◆ Exercise description ◆
Reproduce the lines of all the records below, replacing "thumbs-up-icon" with "like-icon" wherever it occurs and keeping everything else the same. Omit the pictures from your answer.

◆ Materials provided ◆
--------------------

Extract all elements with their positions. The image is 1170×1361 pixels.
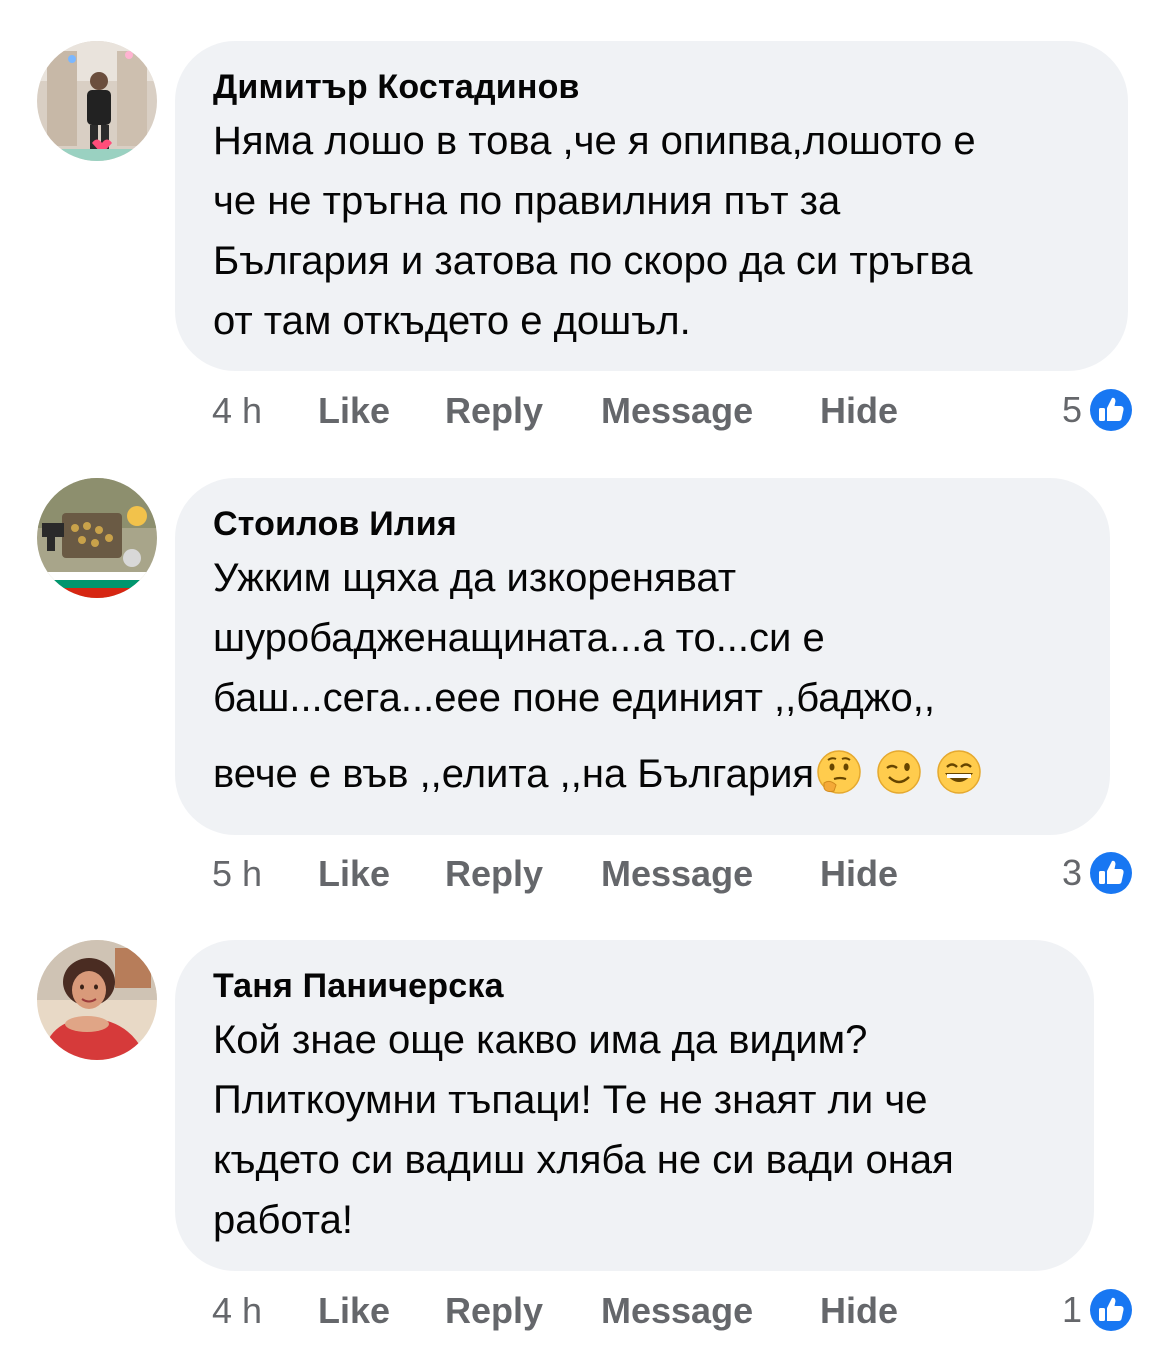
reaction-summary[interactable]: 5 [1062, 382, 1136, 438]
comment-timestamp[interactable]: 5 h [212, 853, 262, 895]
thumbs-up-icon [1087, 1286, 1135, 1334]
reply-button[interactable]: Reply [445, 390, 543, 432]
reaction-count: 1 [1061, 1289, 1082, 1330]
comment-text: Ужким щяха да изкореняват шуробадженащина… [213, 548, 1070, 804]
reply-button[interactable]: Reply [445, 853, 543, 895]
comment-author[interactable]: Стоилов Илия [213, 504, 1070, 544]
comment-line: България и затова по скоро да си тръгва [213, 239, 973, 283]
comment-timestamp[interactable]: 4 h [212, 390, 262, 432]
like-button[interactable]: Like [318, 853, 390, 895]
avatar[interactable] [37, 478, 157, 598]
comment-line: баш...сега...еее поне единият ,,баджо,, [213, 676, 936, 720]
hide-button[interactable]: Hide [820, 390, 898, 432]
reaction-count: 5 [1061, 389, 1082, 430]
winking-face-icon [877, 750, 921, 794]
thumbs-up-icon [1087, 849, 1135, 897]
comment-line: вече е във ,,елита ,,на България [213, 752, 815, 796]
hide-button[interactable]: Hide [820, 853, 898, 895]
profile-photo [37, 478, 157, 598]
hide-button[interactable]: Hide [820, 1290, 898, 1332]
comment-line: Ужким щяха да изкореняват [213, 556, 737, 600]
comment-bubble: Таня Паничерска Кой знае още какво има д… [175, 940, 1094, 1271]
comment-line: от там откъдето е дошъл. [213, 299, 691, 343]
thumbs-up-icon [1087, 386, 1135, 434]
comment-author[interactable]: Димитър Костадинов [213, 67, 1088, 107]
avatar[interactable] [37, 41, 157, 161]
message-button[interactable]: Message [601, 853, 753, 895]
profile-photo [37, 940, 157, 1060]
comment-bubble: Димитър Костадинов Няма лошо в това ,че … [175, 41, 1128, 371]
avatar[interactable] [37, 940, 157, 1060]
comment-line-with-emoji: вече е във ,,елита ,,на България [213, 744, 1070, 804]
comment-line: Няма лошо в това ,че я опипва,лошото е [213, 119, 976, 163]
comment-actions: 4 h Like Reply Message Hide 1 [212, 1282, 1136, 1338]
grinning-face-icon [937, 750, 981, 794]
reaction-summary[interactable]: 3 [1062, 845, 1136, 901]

--------------------

◆ Result of the exercise ◆
Extract all elements with their positions. The image is 1170×1361 pixels.
reaction-summary[interactable]: 5 [1062, 382, 1136, 438]
comment-timestamp[interactable]: 5 h [212, 853, 262, 895]
like-icon [1087, 1286, 1135, 1334]
reply-button[interactable]: Reply [445, 390, 543, 432]
reaction-count: 1 [1061, 1289, 1082, 1330]
comment-text: Ужким щяха да изкореняват шуробадженащина… [213, 548, 1070, 804]
reply-button[interactable]: Reply [445, 853, 543, 895]
comment-author[interactable]: Стоилов Илия [213, 504, 1070, 544]
comment-line: България и затова по скоро да си тръгва [213, 239, 973, 283]
comment-timestamp[interactable]: 4 h [212, 390, 262, 432]
like-button[interactable]: Like [318, 853, 390, 895]
avatar[interactable] [37, 478, 157, 598]
comment-line: баш...сега...еее поне единият ,,баджо,, [213, 676, 936, 720]
hide-button[interactable]: Hide [820, 390, 898, 432]
reaction-count: 5 [1061, 389, 1082, 430]
winking-face-icon [877, 750, 921, 794]
like-icon [1087, 849, 1135, 897]
comment-line: вече е във ,,елита ,,на България [213, 752, 815, 796]
hide-button[interactable]: Hide [820, 853, 898, 895]
profile-photo [37, 478, 157, 598]
hide-button[interactable]: Hide [820, 1290, 898, 1332]
comment-line: Ужким щяха да изкореняват [213, 556, 737, 600]
comment-bubble: Таня Паничерска Кой знае още какво има д… [175, 940, 1094, 1271]
comment-line: от там откъдето е дошъл. [213, 299, 691, 343]
like-icon [1087, 386, 1135, 434]
comment-author[interactable]: Димитър Костадинов [213, 67, 1088, 107]
avatar[interactable] [37, 41, 157, 161]
message-button[interactable]: Message [601, 853, 753, 895]
profile-photo [37, 940, 157, 1060]
comment-bubble: Димитър Костадинов Няма лошо в това ,че … [175, 41, 1128, 371]
avatar[interactable] [37, 940, 157, 1060]
comment-line-with-emoji: вече е във ,,елита ,,на България [213, 744, 1070, 804]
comment-line: Няма лошо в това ,че я опипва,лошото е [213, 119, 976, 163]
comment-actions: 4 h Like Reply Message Hide 1 [212, 1282, 1136, 1338]
grinning-face-icon [937, 750, 981, 794]
reaction-summary[interactable]: 3 [1062, 845, 1136, 901]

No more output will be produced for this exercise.